_Task directions:_ Output the lines that follow exactly as they are.

_Data entries:_

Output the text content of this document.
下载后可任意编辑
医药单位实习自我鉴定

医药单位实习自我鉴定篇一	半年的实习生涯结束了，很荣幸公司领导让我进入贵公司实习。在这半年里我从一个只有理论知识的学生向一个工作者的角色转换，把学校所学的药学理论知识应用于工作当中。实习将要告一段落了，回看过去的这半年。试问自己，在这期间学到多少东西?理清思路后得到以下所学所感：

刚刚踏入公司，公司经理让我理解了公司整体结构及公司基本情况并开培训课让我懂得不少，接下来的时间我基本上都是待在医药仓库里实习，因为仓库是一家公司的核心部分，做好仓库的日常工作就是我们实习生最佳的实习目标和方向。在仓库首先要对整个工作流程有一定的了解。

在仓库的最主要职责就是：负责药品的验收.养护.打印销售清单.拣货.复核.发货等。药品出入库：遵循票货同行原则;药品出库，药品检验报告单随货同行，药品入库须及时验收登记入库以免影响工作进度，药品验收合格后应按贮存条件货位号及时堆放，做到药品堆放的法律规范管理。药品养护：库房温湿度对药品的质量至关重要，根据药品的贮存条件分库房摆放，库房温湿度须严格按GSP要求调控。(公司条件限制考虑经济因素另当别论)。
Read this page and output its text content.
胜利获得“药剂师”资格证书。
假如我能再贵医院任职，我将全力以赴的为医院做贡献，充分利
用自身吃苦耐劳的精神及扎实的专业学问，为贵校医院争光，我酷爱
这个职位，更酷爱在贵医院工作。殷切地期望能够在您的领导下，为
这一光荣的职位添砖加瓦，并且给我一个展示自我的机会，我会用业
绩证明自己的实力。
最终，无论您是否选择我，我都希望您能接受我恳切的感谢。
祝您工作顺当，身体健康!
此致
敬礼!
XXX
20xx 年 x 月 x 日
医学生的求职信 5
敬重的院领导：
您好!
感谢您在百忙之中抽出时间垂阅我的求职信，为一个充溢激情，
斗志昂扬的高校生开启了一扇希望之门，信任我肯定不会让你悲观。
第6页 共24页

_Full response:_
Output the text content of this document.
下载后可任意编辑
医药单位实习自我鉴定

医药单位实习自我鉴定篇一	半年的实习生涯结束了，很荣幸公司领导让我进入贵公司实习。在这半年里我从一个只有理论知识的学生向一个工作者的角色转换，把学校所学的药学理论知识应用于工作当中。实习将要告一段落了，回看过去的这半年。试问自己，在这期间学到多少东西?理清思路后得到以下所学所感：

刚刚踏入公司，公司经理让我理解了公司整体结构及公司基本情况并开培训课让我懂得不少，接下来的时间我基本上都是待在医药仓库里实习，因为仓库是一家公司的核心部分，做好仓库的日常工作就是我们实习生最佳的实习目标和方向。在仓库首先要对整个工作流程有一定的了解。

在仓库的最主要职责就是：负责药品的验收.养护.打印销售清单.拣货.复核.发货等。药品出入库：遵循票货同行原则;药品出库，药品检验报告单随货同行，药品入库须及时验收登记入库以免影响工作进度，药品验收合格后应按贮存条件货位号及时堆放，做到药品堆放的法律规范管理。药品养护：库房温湿度对药品的质量至关重要，根据药品的贮存条件分库房摆放，库房温湿度须严格按GSP要求调控。(公司条件限制考虑经济因素另当别论)。
Read this page and output its text content.
胜利获得“药剂师”资格证书。
假如我能再贵医院任职，我将全力以赴的为医院做贡献，充分利
用自身吃苦耐劳的精神及扎实的专业学问，为贵校医院争光，我酷爱
这个职位，更酷爱在贵医院工作。殷切地期望能够在您的领导下，为
这一光荣的职位添砖加瓦，并且给我一个展示自我的机会，我会用业
绩证明自己的实力。
最终，无论您是否选择我，我都希望您能接受我恳切的感谢。
祝您工作顺当，身体健康!
此致
敬礼!
XXX
20xx 年 x 月 x 日
医学生的求职信 5
敬重的院领导：
您好!
感谢您在百忙之中抽出时间垂阅我的求职信，为一个充溢激情，
斗志昂扬的高校生开启了一扇希望之门，信任我肯定不会让你悲观。
第6页 共24页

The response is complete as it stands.